## Extracted information
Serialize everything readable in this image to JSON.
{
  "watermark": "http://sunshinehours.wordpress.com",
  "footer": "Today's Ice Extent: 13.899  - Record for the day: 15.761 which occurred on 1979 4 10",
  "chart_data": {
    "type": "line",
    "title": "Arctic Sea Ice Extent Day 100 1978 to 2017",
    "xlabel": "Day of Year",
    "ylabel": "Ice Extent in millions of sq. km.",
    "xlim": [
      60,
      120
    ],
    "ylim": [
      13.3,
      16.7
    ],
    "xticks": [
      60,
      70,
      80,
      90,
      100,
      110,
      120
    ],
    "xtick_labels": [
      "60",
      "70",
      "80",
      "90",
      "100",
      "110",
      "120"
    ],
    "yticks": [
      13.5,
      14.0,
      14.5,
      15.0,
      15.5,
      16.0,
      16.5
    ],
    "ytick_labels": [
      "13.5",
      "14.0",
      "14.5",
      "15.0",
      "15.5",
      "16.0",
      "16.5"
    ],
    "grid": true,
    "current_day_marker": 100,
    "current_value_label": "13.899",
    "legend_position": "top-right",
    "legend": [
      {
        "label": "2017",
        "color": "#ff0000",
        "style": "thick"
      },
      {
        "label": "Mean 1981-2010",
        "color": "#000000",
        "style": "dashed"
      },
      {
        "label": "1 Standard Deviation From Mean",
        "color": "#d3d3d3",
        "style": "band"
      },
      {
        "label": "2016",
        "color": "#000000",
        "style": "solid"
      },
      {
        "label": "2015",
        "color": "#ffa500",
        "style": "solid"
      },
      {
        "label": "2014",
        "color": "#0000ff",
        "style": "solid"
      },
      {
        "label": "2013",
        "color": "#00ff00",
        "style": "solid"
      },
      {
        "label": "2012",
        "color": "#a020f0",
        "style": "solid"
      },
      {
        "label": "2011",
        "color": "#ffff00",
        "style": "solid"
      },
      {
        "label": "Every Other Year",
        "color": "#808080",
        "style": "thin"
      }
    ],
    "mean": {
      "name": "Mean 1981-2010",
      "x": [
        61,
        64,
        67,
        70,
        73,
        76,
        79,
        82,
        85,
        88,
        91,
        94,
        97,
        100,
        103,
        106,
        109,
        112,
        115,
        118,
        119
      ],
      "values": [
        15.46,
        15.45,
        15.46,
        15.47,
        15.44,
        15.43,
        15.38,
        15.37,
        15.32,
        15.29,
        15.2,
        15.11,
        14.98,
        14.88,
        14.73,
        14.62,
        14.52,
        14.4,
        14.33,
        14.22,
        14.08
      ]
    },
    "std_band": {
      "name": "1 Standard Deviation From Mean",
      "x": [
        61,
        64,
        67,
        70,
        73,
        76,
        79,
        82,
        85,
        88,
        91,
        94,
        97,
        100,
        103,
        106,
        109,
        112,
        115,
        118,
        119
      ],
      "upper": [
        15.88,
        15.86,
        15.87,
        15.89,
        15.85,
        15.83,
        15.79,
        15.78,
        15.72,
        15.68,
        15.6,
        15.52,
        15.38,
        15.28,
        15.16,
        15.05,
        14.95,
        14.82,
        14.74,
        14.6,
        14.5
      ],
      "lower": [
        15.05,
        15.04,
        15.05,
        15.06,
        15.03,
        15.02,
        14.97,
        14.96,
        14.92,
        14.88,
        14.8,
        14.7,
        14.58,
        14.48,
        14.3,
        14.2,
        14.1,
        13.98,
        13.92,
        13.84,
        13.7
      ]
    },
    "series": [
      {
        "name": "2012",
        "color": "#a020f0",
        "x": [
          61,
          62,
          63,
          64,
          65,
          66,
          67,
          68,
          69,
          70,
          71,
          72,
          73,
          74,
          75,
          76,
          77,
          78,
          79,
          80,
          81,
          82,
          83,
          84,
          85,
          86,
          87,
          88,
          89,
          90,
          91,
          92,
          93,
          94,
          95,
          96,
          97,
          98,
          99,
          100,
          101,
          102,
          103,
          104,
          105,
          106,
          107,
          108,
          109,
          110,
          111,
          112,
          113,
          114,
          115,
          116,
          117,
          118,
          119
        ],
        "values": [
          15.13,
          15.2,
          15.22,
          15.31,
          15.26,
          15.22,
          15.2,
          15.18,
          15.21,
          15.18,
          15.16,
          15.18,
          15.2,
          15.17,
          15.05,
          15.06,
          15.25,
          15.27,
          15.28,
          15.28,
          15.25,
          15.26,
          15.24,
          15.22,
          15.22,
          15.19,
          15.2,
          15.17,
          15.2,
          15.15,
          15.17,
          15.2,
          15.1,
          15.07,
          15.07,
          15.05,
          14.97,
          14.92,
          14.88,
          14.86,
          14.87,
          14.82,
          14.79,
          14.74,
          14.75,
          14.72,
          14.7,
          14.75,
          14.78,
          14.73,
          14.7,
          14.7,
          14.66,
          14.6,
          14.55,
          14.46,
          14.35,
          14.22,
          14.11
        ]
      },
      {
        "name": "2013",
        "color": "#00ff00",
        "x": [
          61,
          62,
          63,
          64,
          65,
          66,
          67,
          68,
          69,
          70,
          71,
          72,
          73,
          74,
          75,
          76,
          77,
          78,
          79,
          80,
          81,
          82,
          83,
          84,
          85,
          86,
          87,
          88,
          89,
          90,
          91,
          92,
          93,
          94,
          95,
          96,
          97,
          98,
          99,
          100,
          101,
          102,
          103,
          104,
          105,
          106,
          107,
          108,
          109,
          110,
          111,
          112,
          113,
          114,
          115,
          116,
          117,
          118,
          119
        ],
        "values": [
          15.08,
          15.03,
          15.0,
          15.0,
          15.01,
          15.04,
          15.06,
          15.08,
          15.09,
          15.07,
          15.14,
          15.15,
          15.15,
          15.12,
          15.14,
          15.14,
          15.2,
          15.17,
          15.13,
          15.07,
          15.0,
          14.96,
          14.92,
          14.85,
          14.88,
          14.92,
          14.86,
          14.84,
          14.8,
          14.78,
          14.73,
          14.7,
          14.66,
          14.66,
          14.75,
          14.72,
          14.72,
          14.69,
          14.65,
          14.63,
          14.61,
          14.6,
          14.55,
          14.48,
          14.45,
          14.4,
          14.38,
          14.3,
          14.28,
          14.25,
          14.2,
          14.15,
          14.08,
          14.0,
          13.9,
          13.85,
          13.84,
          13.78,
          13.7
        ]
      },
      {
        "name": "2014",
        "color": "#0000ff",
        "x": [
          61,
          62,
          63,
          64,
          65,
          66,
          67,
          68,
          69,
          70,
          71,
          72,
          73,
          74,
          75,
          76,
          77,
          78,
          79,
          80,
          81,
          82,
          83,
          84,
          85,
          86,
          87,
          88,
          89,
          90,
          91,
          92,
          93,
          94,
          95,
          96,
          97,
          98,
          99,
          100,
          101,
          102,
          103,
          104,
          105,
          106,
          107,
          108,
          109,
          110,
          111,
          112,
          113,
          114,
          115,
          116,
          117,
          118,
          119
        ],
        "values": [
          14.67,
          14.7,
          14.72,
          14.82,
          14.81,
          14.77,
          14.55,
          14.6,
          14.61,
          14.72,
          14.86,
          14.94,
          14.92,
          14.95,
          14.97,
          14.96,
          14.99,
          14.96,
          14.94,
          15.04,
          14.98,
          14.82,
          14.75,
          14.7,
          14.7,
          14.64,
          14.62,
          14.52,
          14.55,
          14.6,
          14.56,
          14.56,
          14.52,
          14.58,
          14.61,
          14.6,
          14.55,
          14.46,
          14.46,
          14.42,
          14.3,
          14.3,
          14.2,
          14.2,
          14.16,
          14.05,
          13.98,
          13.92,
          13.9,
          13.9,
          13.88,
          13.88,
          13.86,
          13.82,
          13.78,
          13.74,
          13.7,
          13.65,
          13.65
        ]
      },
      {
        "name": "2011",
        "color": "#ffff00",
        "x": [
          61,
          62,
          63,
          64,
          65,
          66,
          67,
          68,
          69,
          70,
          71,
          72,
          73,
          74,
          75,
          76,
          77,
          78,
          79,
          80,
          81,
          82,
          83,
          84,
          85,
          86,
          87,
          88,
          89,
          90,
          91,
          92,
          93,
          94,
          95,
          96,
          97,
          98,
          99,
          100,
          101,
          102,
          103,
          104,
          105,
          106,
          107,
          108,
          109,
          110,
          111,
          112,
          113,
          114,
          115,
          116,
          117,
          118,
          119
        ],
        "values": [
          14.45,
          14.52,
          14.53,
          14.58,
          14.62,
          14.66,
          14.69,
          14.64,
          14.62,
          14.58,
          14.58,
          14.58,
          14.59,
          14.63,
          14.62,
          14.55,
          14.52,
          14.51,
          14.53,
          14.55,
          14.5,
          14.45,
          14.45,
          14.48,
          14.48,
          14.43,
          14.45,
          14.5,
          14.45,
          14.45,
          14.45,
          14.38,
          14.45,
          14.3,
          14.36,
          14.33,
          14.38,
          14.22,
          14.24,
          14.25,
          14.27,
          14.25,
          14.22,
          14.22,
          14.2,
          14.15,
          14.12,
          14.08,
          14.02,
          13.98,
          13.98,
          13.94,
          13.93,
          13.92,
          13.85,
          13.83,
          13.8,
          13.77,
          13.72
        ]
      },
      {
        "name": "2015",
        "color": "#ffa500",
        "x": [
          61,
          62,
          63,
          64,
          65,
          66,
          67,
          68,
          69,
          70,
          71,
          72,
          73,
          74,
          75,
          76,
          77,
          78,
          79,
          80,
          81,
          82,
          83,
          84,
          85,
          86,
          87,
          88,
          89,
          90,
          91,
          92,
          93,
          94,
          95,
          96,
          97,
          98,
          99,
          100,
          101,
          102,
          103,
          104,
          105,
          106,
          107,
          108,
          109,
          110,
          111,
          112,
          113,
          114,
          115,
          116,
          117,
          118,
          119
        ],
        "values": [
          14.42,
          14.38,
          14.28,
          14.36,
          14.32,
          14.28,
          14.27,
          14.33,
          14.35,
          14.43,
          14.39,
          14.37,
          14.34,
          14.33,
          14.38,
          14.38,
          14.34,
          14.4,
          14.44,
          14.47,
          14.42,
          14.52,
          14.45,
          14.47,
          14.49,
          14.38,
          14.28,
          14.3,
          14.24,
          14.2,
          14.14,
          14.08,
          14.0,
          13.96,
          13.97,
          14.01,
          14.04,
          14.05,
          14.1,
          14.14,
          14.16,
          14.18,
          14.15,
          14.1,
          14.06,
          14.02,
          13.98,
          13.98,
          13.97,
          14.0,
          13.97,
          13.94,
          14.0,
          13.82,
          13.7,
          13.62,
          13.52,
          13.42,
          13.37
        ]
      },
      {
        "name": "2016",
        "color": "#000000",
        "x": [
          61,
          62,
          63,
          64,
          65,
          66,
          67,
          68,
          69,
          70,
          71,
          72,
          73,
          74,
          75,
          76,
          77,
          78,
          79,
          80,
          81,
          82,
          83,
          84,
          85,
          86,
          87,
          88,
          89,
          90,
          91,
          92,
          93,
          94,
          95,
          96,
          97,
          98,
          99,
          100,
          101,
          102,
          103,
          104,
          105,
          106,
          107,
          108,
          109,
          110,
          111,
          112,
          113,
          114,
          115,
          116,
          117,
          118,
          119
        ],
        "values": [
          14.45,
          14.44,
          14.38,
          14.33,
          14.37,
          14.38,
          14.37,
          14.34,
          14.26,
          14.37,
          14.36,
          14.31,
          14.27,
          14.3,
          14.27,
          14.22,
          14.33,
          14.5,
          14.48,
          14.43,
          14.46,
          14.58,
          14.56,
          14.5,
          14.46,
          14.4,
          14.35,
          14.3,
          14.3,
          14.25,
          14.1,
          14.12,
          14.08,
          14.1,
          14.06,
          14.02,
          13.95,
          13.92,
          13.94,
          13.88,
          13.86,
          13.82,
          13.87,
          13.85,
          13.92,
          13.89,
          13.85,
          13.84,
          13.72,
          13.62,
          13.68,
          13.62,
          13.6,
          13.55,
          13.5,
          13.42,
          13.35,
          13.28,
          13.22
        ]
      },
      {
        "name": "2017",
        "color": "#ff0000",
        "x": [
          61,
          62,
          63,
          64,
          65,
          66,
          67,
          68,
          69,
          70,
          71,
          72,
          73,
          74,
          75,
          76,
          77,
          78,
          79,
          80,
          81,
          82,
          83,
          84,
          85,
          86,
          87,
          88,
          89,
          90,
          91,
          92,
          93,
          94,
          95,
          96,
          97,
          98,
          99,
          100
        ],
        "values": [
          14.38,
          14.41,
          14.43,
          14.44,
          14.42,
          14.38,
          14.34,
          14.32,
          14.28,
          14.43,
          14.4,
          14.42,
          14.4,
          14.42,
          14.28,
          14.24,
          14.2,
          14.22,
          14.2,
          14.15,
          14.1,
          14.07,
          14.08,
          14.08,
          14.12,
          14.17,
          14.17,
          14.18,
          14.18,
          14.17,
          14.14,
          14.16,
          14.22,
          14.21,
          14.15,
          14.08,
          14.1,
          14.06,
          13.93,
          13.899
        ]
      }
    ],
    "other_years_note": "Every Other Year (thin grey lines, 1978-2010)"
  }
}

## Work to complete
Locate the word "name" in the records above, and return each line that has it.

## Finished answer
      "name": "Mean 1981-2010",
      "name": "1 Standard Deviation From Mean",
        "name": "2012",
        "name": "2013",
        "name": "2014",
        "name": "2011",
        "name": "2015",
        "name": "2016",
        "name": "2017",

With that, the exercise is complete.